[Records from a data collection]
= = = =

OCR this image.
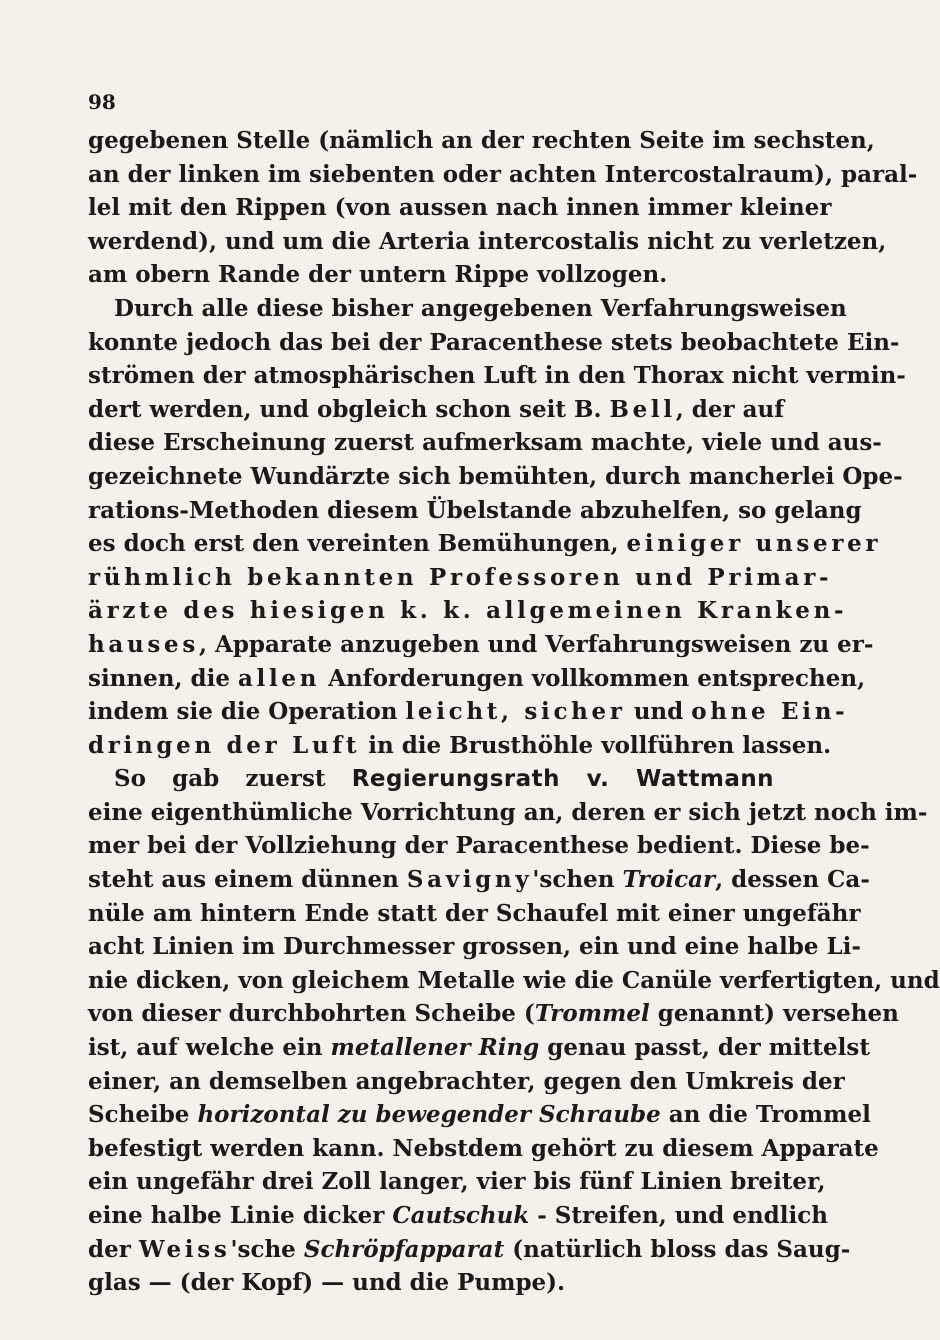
98
gegebenen Stelle (nämlich an der rechten Seite im sechsten,
an der linken im siebenten oder achten Intercostalraum), paral-
lel mit den Rippen (von aussen nach innen immer kleiner
werdend), und um die Arteria intercostalis nicht zu verletzen,
am obern Rande der untern Rippe vollzogen.
Durch alle diese bisher angegebenen Verfahrungsweisen
konnte jedoch das bei der Paracenthese stets beobachtete Ein-
strömen der atmosphärischen Luft in den Thorax nicht vermin-
dert werden, und obgleich schon seit B. Bell, der auf
diese Erscheinung zuerst aufmerksam machte, viele und aus-
gezeichnete Wundärzte sich bemühten, durch mancherlei Ope-
rations-Methoden diesem Übelstande abzuhelfen, so gelang
es doch erst den vereinten Bemühungen, einiger unserer
rühmlich bekannten Professoren und Primar-
ärzte des hiesigen k. k. allgemeinen Kranken-
hauses, Apparate anzugeben und Verfahrungsweisen zu er-
sinnen, die allen Anforderungen vollkommen entsprechen,
indem sie die Operation leicht, sicher und ohne Ein-
dringen der Luft in die Brusthöhle vollführen lassen.
So gab zuerst Regierungsrath v. Wattmann
eine eigenthümliche Vorrichtung an, deren er sich jetzt noch im-
mer bei der Vollziehung der Paracenthese bedient. Diese be-
steht aus einem dünnen Savigny'schen Troicar, dessen Ca-
nüle am hintern Ende statt der Schaufel mit einer ungefähr
acht Linien im Durchmesser grossen, ein und eine halbe Li-
nie dicken, von gleichem Metalle wie die Canüle verfertigten, und
von dieser durchbohrten Scheibe (Trommel genannt) versehen
ist, auf welche ein metallener Ring genau passt, der mittelst
einer, an demselben angebrachter, gegen den Umkreis der
Scheibe horizontal zu bewegender Schraube an die Trommel
befestigt werden kann. Nebstdem gehört zu diesem Apparate
ein ungefähr drei Zoll langer, vier bis fünf Linien breiter,
eine halbe Linie dicker Cautschuk - Streifen, und endlich
der Weiss'sche Schröpfapparat (natürlich bloss das Saug-
glas — (der Kopf) — und die Pumpe).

= = = =

> Task: Count the lines above that contain the word "zuerst". Give only the number.

> The answer: 2